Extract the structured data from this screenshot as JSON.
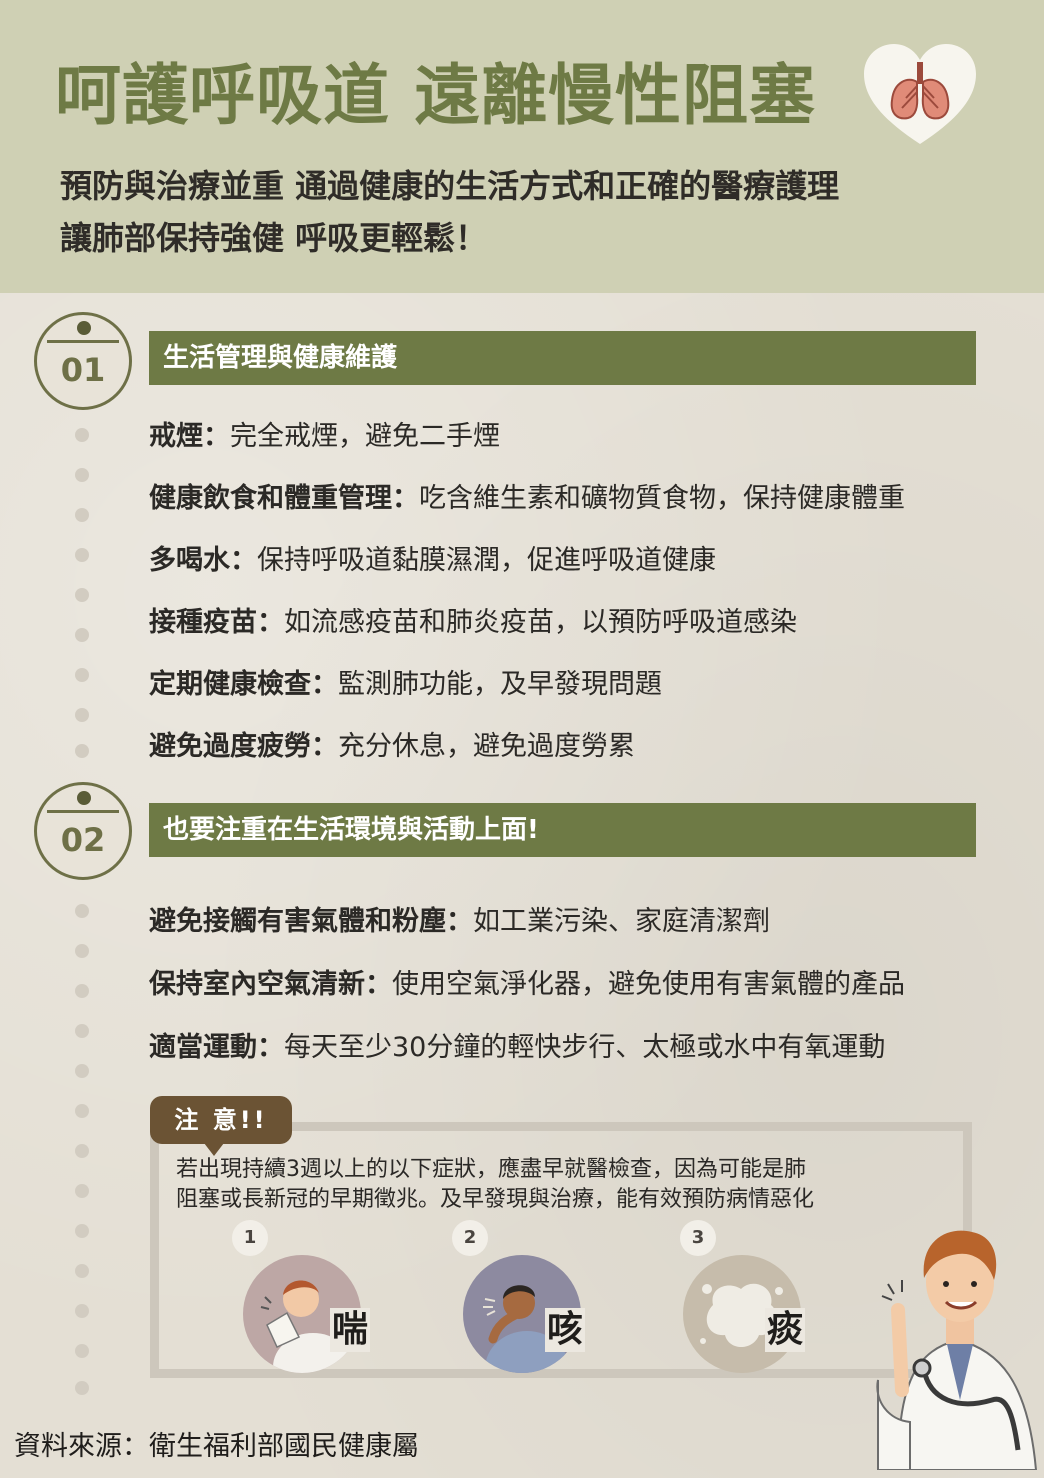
{
  "header": {
    "title": "呵護呼吸道 遠離慢性阻塞",
    "subtitle_line1": "預防與治療並重  通過健康的生活方式和正確的醫療護理",
    "subtitle_line2": "讓肺部保持強健  呼吸更輕鬆！"
  },
  "section1": {
    "number": "01",
    "heading": "生活管理與健康維護",
    "items": [
      {
        "key": "戒煙：",
        "text": "完全戒煙，避免二手煙"
      },
      {
        "key": "健康飲食和體重管理：",
        "text": "吃含維生素和礦物質食物，保持健康體重"
      },
      {
        "key": "多喝水：",
        "text": "保持呼吸道黏膜濕潤，促進呼吸道健康"
      },
      {
        "key": "接種疫苗：",
        "text": "如流感疫苗和肺炎疫苗，以預防呼吸道感染"
      },
      {
        "key": "定期健康檢查：",
        "text": "監測肺功能，及早發現問題"
      },
      {
        "key": "避免過度疲勞：",
        "text": "充分休息，避免過度勞累"
      }
    ]
  },
  "section2": {
    "number": "02",
    "heading": "也要注重在生活環境與活動上面!",
    "items": [
      {
        "key": "避免接觸有害氣體和粉塵：",
        "text": "如工業污染、家庭清潔劑"
      },
      {
        "key": "保持室內空氣清新：",
        "text": "使用空氣淨化器，避免使用有害氣體的產品"
      },
      {
        "key": "適當運動：",
        "text": "每天至少30分鐘的輕快步行、太極或水中有氧運動"
      }
    ]
  },
  "notice": {
    "tag": "注 意!!",
    "line1": "若出現持續3週以上的以下症狀，應盡早就醫檢查，因為可能是肺",
    "line2": "阻塞或長新冠的早期徵兆。及早發現與治療，能有效預防病情惡化",
    "symptoms": [
      {
        "num": "1",
        "label": "喘"
      },
      {
        "num": "2",
        "label": "咳"
      },
      {
        "num": "3",
        "label": "痰"
      }
    ]
  },
  "source": "資料來源：衛生福利部國民健康屬",
  "colors": {
    "header_bg": "#cfd0b4",
    "title": "#6e7a45",
    "section_bar": "#6e7a45",
    "notice_tag": "#6b5334"
  }
}
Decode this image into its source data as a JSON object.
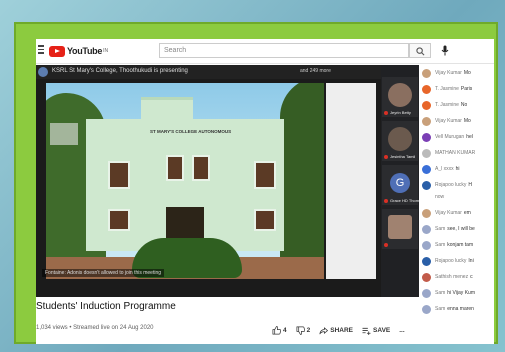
{
  "header": {
    "logo_text": "YouTube",
    "logo_sup": "IN",
    "search_placeholder": "Search"
  },
  "video": {
    "channel_text": "KSRL St Mary's College, Thoothukudi is presenting",
    "viewers_text": "and 249 more",
    "building_name": "ST MARY'S COLLEGE AUTONOMOUS",
    "notice_text": "Fontaine: Adonis doesn't allowed to join this meeting"
  },
  "participants": [
    {
      "name": "Jeyrin Betty",
      "type": "photo"
    },
    {
      "name": "Jesintha Tamil",
      "type": "photo"
    },
    {
      "name": "Grace HD Thom",
      "type": "initial",
      "initial": "G"
    },
    {
      "name": "",
      "type": "photo"
    }
  ],
  "below": {
    "title": "Students' Induction Programme",
    "meta": "1,034 views • Streamed live on 24 Aug 2020",
    "likes": "4",
    "dislikes": "2",
    "share": "SHARE",
    "save": "SAVE",
    "more": "..."
  },
  "chat": [
    {
      "name": "Vijay Kumar",
      "msg": "Mo",
      "color": "#c9a07a"
    },
    {
      "name": "T. Jasmine",
      "msg": "Paris",
      "color": "#e8662a"
    },
    {
      "name": "T. Jasmine",
      "msg": "No",
      "color": "#e8662a"
    },
    {
      "name": "Vijay Kumar",
      "msg": "Mo",
      "color": "#c9a07a"
    },
    {
      "name": "Vell Murugan",
      "msg": "hel",
      "color": "#7b3fb5"
    },
    {
      "name": "MATHAN KUMAR",
      "msg": "",
      "color": "#bbbbbb"
    },
    {
      "name": "A_l xxxx",
      "msg": "hi",
      "color": "#3a6fd8"
    },
    {
      "name": "Rojapoo lucky",
      "msg": "H",
      "color": "#2a5fa8"
    },
    {
      "name": "now",
      "msg": "",
      "color": "#ffffff"
    },
    {
      "name": "Vijay Kumar",
      "msg": "em",
      "color": "#c9a07a"
    },
    {
      "name": "Sam",
      "msg": "see, I will be",
      "color": "#9aa7c9"
    },
    {
      "name": "Sam",
      "msg": "konjam tam",
      "color": "#9aa7c9"
    },
    {
      "name": "Rojapoo lucky",
      "msg": "Ini",
      "color": "#2a5fa8"
    },
    {
      "name": "Sathish menez",
      "msg": "c",
      "color": "#c25b4a"
    },
    {
      "name": "Sam",
      "msg": "hi Vijay Kum",
      "color": "#9aa7c9"
    },
    {
      "name": "Sam",
      "msg": "enna maren",
      "color": "#9aa7c9"
    }
  ]
}
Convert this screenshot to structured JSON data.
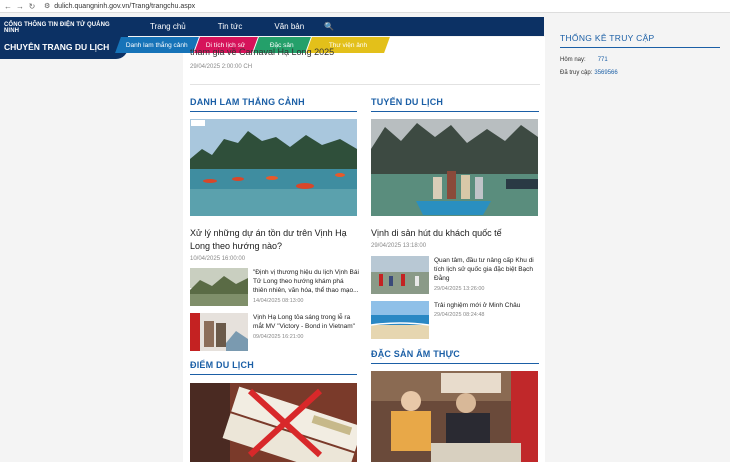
{
  "browser": {
    "url": "dulich.quangninh.gov.vn/Trang/trangchu.aspx"
  },
  "header": {
    "portal": "CỔNG THÔNG TIN ĐIỆN TỬ QUẢNG NINH",
    "site": "CHUYÊN TRANG DU LỊCH",
    "nav": [
      "Trang chủ",
      "Tin tức",
      "Văn bản"
    ],
    "subnav": [
      "Danh lam thắng cảnh",
      "Di tích lịch sử",
      "Đặc sản",
      "Thư viện ảnh"
    ]
  },
  "lead": {
    "title": "tham gia về Carnaval Hạ Long 2025",
    "date": "29/04/2025 2:00:00 CH"
  },
  "sections": {
    "danh_lam": {
      "title": "DANH LAM THẮNG CẢNH",
      "main_title": "Xử lý những dự án tồn dư trên Vịnh Hạ Long theo hướng nào?",
      "main_date": "10/04/2025 16:00:00",
      "items": [
        {
          "title": "\"Định vị thương hiệu du lịch Vịnh Bái Tử Long theo hướng khám phá thiên nhiên, văn hóa, thể thao mạo...",
          "date": "14/04/2025 08:13:00"
        },
        {
          "title": "Vịnh Hạ Long tỏa sáng trong lễ ra mắt MV \"Victory - Bond in Vietnam\"",
          "date": "09/04/2025 16:21:00"
        }
      ]
    },
    "tuyen": {
      "title": "TUYẾN DU LỊCH",
      "main_title": "Vịnh di sản hút du khách quốc tế",
      "main_date": "29/04/2025 13:18:00",
      "items": [
        {
          "title": "Quan tâm, đầu tư nâng cấp Khu di tích lịch sử quốc gia đặc biệt Bạch Đằng",
          "date": "29/04/2025 13:26:00"
        },
        {
          "title": "Trải nghiệm mới ở Minh Châu",
          "date": "29/04/2025 08:24:48"
        }
      ]
    },
    "diem": {
      "title": "ĐIỂM DU LỊCH"
    },
    "dac_san": {
      "title": "ĐẶC SẢN ẨM THỰC"
    }
  },
  "stats": {
    "title": "THỐNG KÊ TRUY CẬP",
    "today_label": "Hôm nay:",
    "today_value": "771",
    "total_label": "Đã truy cập:",
    "total_value": "3569566"
  }
}
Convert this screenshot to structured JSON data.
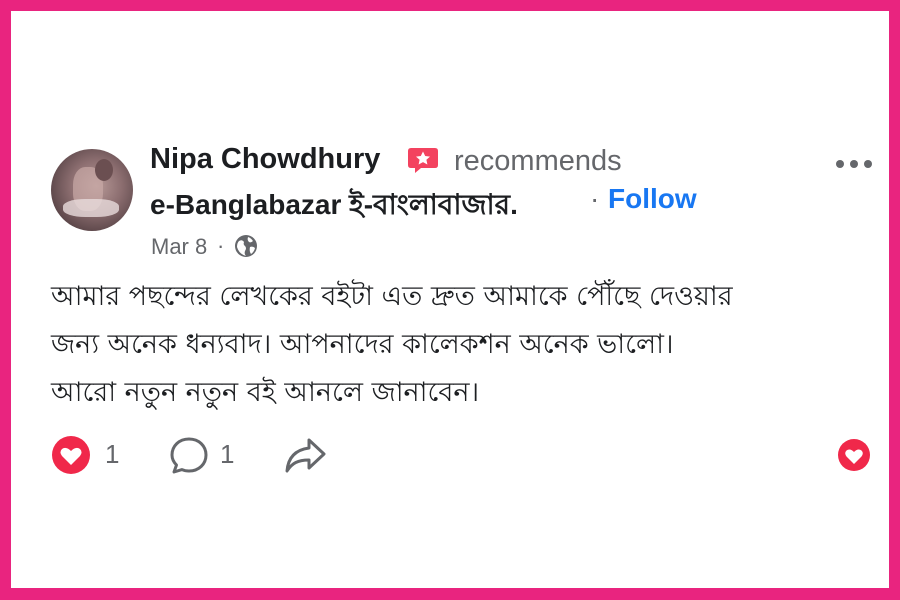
{
  "post": {
    "author": "Nipa Chowdhury",
    "action": "recommends",
    "page": "e-Banglabazar ই-বাংলাবাজার.",
    "separator": "·",
    "follow_label": "Follow",
    "date": "Mar 8",
    "date_separator": "·",
    "audience_icon": "globe-icon",
    "body_lines": [
      "আমার পছন্দের লেখকের বইটা এত দ্রুত আমাকে পৌঁছে দেওয়ার",
      "জন্য অনেক ধন্যবাদ। আপনাদের কালেকশন অনেক ভালো।",
      "আরো নতুন নতুন বই আনলে জানাবেন।"
    ]
  },
  "actions": {
    "reaction_count": "1",
    "comment_count": "1"
  },
  "colors": {
    "frame": "#e9247f",
    "accent": "#1877f2",
    "heart": "#f0284a",
    "recommend_badge": "#f3425f",
    "secondary_text": "#65676b"
  }
}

▶ _TASK STATEMENT_
Consider the entries above and return each line with the string "source".

▶ _ANSWER FOR THIS EXERCISE_
  "source": "資料來源：衛生福利部國民健康屬",
Decode this image into its source data as a JSON object.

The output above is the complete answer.